What the task asks: Wherever the word "collectibles" shows up in a line, please copy that line.

Input records:
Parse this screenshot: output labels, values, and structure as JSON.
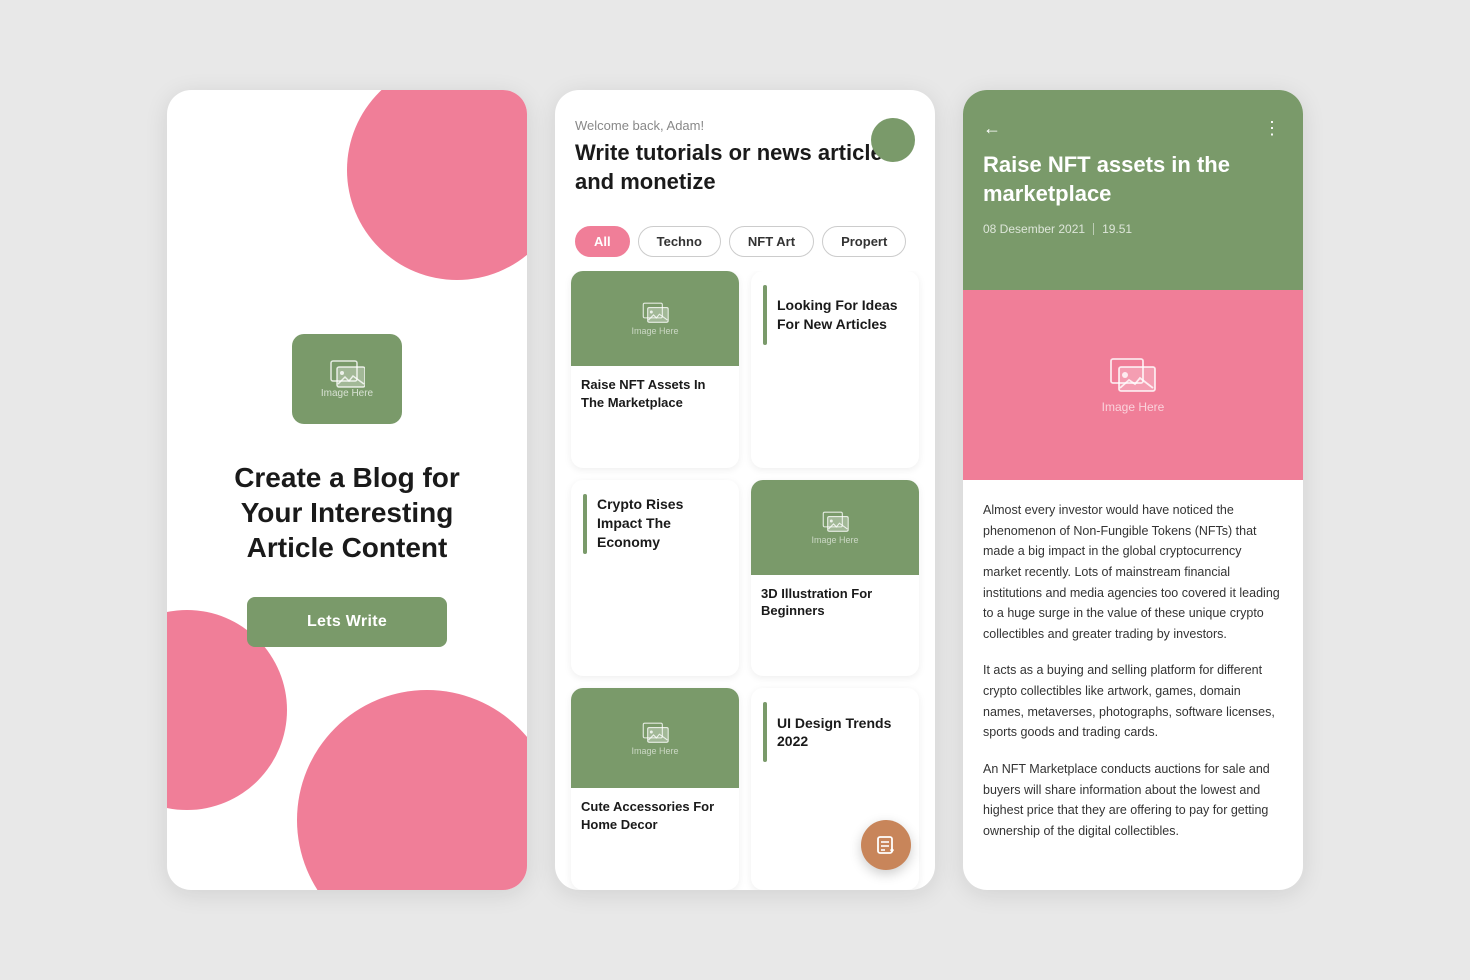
{
  "screen1": {
    "image_label": "Image Here",
    "title": "Create a Blog for Your Interesting Article Content",
    "button_label": "Lets Write"
  },
  "screen2": {
    "welcome": "Welcome back, Adam!",
    "main_title": "Write tutorials or news articles and monetize",
    "filters": [
      "All",
      "Techno",
      "NFT Art",
      "Propert"
    ],
    "active_filter": "All",
    "articles": [
      {
        "type": "image",
        "title": "Raise NFT Assets In The Marketplace",
        "has_image": true
      },
      {
        "type": "text-only",
        "title": "Looking For Ideas For New Articles"
      },
      {
        "type": "image",
        "title": "3D Illustration For Beginners",
        "has_image": true
      },
      {
        "type": "accent",
        "title": "Crypto Rises Impact The Economy"
      },
      {
        "type": "image",
        "title": "",
        "has_image": true
      },
      {
        "type": "text-only",
        "title": "UI Design Trends 2022"
      },
      {
        "type": "image",
        "title": "Cute Accessories For Home Decor",
        "has_image": true
      }
    ]
  },
  "screen3": {
    "back_label": "←",
    "more_label": "⋮",
    "title": "Raise NFT assets in the marketplace",
    "date": "08  Desember 2021",
    "time": "19.51",
    "image_label": "Image Here",
    "body_paragraphs": [
      "Almost every investor would have noticed the phenomenon of Non-Fungible Tokens (NFTs) that made a big impact in the global cryptocurrency market recently. Lots of mainstream financial institutions and media agencies too covered it leading to a huge surge in the value of these unique crypto collectibles and greater trading by investors.",
      "It acts as a buying and selling platform for different crypto collectibles like artwork, games, domain names, metaverses, photographs, software licenses, sports goods and trading cards.",
      "An NFT Marketplace conducts auctions for sale and buyers will share information about the lowest and highest price that they are offering to pay for getting ownership of the digital collectibles."
    ]
  }
}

Complete output:
      "Almost every investor would have noticed the phenomenon of Non-Fungible Tokens (NFTs) that made a big impact in the global cryptocurrency market recently. Lots of mainstream financial institutions and media agencies too covered it leading to a huge surge in the value of these unique crypto collectibles and greater trading by investors.",
      "It acts as a buying and selling platform for different crypto collectibles like artwork, games, domain names, metaverses, photographs, software licenses, sports goods and trading cards.",
      "An NFT Marketplace conducts auctions for sale and buyers will share information about the lowest and highest price that they are offering to pay for getting ownership of the digital collectibles."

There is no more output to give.